*THE DATA*.
+--

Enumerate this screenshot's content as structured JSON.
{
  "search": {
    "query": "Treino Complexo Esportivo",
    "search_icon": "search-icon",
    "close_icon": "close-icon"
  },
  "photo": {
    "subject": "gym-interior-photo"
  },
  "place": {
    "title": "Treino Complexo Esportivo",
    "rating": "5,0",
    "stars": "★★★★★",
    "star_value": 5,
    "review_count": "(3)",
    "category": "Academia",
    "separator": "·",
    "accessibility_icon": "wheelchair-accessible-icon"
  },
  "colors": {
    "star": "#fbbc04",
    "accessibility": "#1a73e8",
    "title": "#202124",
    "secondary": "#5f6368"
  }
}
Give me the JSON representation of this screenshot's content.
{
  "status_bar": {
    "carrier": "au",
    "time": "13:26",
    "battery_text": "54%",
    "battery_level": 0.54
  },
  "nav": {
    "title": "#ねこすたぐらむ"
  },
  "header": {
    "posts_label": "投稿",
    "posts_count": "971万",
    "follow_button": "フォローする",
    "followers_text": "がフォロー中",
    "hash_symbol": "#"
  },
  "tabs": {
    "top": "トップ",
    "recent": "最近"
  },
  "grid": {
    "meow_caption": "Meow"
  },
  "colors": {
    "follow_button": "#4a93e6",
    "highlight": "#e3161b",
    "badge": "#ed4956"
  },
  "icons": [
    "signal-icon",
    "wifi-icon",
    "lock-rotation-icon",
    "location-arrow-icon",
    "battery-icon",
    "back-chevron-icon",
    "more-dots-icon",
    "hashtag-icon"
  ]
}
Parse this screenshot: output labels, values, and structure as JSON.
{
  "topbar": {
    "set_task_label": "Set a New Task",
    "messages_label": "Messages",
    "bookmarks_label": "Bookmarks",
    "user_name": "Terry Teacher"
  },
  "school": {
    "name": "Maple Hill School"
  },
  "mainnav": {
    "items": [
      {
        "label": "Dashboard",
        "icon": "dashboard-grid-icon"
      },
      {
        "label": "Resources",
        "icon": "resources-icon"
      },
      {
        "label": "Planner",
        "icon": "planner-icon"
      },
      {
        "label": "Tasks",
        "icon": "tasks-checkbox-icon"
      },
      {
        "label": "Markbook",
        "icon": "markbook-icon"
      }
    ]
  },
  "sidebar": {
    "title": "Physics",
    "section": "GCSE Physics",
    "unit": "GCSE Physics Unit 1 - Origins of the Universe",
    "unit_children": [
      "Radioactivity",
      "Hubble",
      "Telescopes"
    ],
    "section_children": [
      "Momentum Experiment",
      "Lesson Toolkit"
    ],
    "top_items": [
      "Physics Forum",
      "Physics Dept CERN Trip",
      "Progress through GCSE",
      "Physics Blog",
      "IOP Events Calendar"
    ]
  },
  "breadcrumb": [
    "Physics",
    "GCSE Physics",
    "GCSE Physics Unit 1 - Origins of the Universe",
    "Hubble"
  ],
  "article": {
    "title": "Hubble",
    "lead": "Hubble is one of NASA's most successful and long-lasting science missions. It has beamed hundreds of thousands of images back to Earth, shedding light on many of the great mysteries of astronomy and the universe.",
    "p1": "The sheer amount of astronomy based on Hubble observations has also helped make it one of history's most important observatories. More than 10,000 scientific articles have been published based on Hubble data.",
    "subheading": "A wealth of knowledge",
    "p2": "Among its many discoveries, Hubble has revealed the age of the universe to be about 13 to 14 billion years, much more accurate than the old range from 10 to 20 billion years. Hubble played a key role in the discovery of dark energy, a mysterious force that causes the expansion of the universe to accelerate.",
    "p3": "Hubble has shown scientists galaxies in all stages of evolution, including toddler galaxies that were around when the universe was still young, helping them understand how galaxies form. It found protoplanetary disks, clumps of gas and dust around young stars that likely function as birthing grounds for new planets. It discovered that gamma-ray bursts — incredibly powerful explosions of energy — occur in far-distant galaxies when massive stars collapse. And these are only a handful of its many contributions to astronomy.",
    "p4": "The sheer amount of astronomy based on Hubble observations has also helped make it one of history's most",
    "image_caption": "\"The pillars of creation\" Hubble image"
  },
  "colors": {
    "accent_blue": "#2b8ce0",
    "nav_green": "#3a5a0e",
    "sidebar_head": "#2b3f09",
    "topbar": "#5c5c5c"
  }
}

+--

*DIRECTIONS*.
Your answer should be one number: the count of lines in the data above that include the word "sheer".

*TASK RESULT*.
2